§ SUPPLIED ENTRIES
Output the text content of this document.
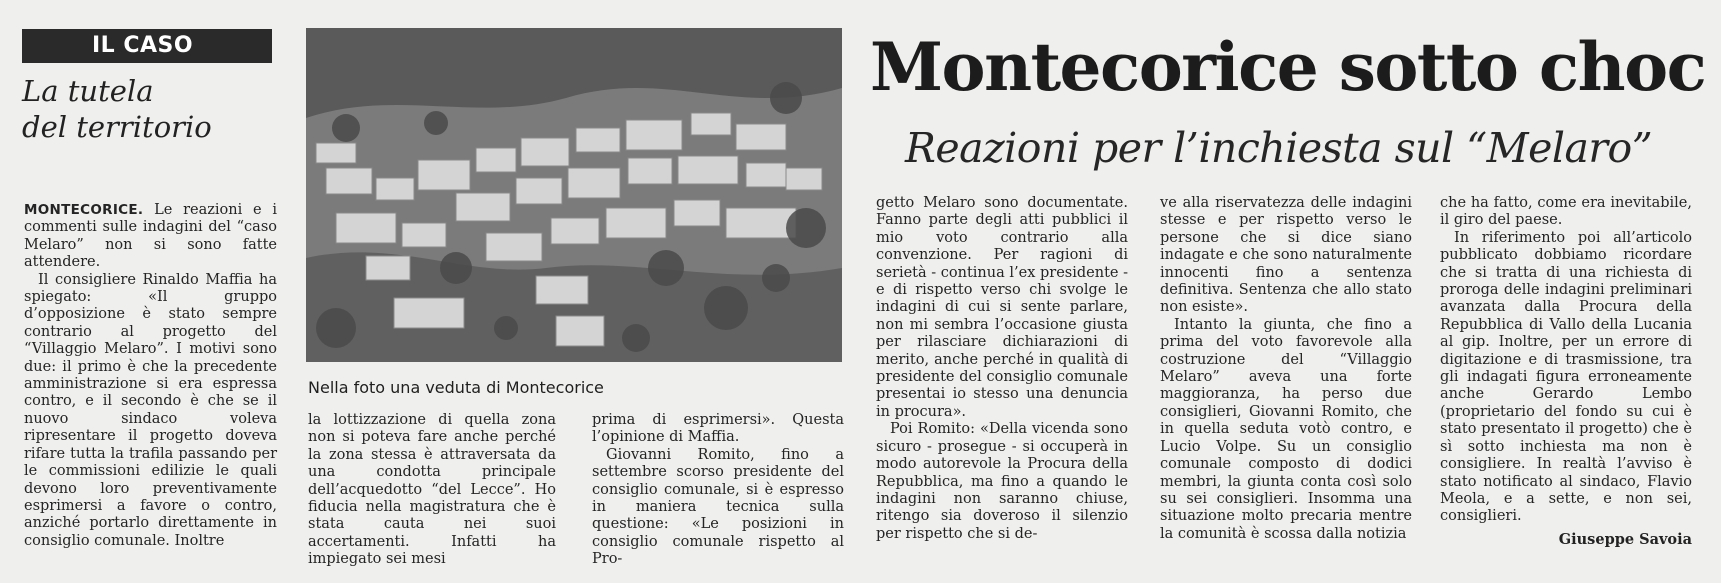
IL CASO
La tutela
del territorio
Nella foto una veduta di Montecorice
Montecorice sotto choc
Reazioni per l’inchiesta sul “Melaro”

MONTECORICE. Le reazioni e i commenti sulle indagini del “caso Melaro” non si sono fatte attendere.

Il consigliere Rinaldo Maffia ha spiegato: «Il gruppo d’opposizione è stato sempre contrario al progetto del “Villaggio Melaro”. I motivi sono due: il primo è che la precedente amministrazione si era espressa contro, e il secondo è che se il nuovo sindaco voleva ripresentare il progetto doveva rifare tutta la trafila passando per le commissioni edilizie le quali devono loro preventivamente esprimersi a favore o contro, anziché portarlo direttamente in consiglio comunale. Inoltre

la lottizzazione di quella zona non si poteva fare anche perché la zona stessa è attraversata da una condotta principale dell’acquedotto “del Lecce”. Ho fiducia nella magistratura che è stata cauta nei suoi accertamenti. Infatti ha impiegato sei mesi

prima di esprimersi». Questa l’opinione di Maffia.

Giovanni Romito, fino a settembre scorso presidente del consiglio comunale, si è espresso in maniera tecnica sulla questione: «Le posizioni in consiglio comunale rispetto al Pro-

getto Melaro sono documentate. Fanno parte degli atti pubblici il mio voto contrario alla convenzione. Per ragioni di serietà - continua l’ex presidente - e di rispetto verso chi svolge le indagini di cui si sente parlare, non mi sembra l’occasione giusta per rilasciare dichiarazioni di merito, anche perché in qualità di presidente del consiglio comunale presentai io stesso una denuncia in procura».

Poi Romito: «Della vicenda sono sicuro - prosegue - si occuperà in modo autorevole la Procura della Repubblica, ma fino a quando le indagini non saranno chiuse, ritengo sia doveroso il silenzio per rispetto che si de-

ve alla riservatezza delle indagini stesse e per rispetto verso le persone che si dice siano indagate e che sono naturalmente innocenti fino a sentenza definitiva. Sentenza che allo stato non esiste».

Intanto la giunta, che fino a prima del voto favorevole alla costruzione del “Villaggio Melaro” aveva una forte maggioranza, ha perso due consiglieri, Giovanni Romito, che in quella seduta votò contro, e Lucio Volpe. Su un consiglio comunale composto di dodici membri, la giunta conta così solo su sei consiglieri. Insomma una situazione molto precaria mentre la comunità è scossa dalla notizia

che ha fatto, come era inevitabile, il giro del paese.

In riferimento poi all’articolo pubblicato dobbiamo ricordare che si tratta di una richiesta di proroga delle indagini preliminari avanzata dalla Procura della Repubblica di Vallo della Lucania al gip. Inoltre, per un errore di digitazione e di trasmissione, tra gli indagati figura erroneamente anche Gerardo Lembo (proprietario del fondo su cui è stato presentato il progetto) che è sì sotto inchiesta ma non è consigliere. In realtà l’avviso è stato notificato al sindaco, Flavio Meola, e a sette, e non sei, consiglieri.

Giuseppe Savoia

§ AIM
Collect each line containing the string "contrario".

§ TASK OUTPUT
Il consigliere Rinaldo Maffia ha spiegato: «Il gruppo d’opposizione è stato sempre contrario al progetto del “Villaggio Melaro”. I motivi sono due: il primo è che la precedente amministrazione si era espressa contro, e il secondo è che se il nuovo sindaco voleva ripresentare il progetto doveva rifare tutta la trafila passando per le commissioni edilizie le quali devono loro preventivamente esprimersi a favore o contro, anziché portarlo direttamente in consiglio comunale. Inoltre
getto Melaro sono documentate. Fanno parte degli atti pubblici il mio voto contrario alla convenzione. Per ragioni di serietà - continua l’ex presidente - e di rispetto verso chi svolge le indagini di cui si sente parlare, non mi sembra l’occasione giusta per rilasciare dichiarazioni di merito, anche perché in qualità di presidente del consiglio comunale presentai io stesso una denuncia in procura».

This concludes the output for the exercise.